## Stored records

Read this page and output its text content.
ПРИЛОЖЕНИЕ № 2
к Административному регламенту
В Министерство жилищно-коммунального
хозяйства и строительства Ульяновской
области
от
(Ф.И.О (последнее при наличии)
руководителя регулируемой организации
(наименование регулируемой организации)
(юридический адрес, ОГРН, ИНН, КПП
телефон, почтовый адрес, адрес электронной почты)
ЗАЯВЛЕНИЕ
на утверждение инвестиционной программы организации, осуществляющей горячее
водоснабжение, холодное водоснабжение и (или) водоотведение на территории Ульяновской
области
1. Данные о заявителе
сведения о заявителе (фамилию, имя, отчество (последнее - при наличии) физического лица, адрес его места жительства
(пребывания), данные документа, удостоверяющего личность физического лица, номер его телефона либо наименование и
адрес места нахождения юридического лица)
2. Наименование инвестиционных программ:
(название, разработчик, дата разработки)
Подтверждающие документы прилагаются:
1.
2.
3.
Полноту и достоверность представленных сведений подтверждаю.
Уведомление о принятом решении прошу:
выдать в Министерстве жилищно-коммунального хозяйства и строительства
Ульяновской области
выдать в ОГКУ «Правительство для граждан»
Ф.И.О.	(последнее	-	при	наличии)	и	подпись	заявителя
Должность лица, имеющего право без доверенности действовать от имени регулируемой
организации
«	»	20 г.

## Exercise details
Produce an exact copy of every entry above.

## Response
Read this page and output its text content.
ПРИЛОЖЕНИЕ № 2
к Административному регламенту
В Министерство жилищно-коммунального
хозяйства и строительства Ульяновской
области
от
(Ф.И.О (последнее при наличии)
руководителя регулируемой организации
(наименование регулируемой организации)
(юридический адрес, ОГРН, ИНН, КПП
телефон, почтовый адрес, адрес электронной почты)
ЗАЯВЛЕНИЕ
на утверждение инвестиционной программы организации, осуществляющей горячее
водоснабжение, холодное водоснабжение и (или) водоотведение на территории Ульяновской
области
1. Данные о заявителе
сведения о заявителе (фамилию, имя, отчество (последнее - при наличии) физического лица, адрес его места жительства
(пребывания), данные документа, удостоверяющего личность физического лица, номер его телефона либо наименование и
адрес места нахождения юридического лица)
2. Наименование инвестиционных программ:
(название, разработчик, дата разработки)
Подтверждающие документы прилагаются:
1.
2.
3.
Полноту и достоверность представленных сведений подтверждаю.
Уведомление о принятом решении прошу:
выдать в Министерстве жилищно-коммунального хозяйства и строительства
Ульяновской области
выдать в ОГКУ «Правительство для граждан»
Ф.И.О.	(последнее	-	при	наличии)	и	подпись	заявителя
Должность лица, имеющего право без доверенности действовать от имени регулируемой
организации
«	»	20 г.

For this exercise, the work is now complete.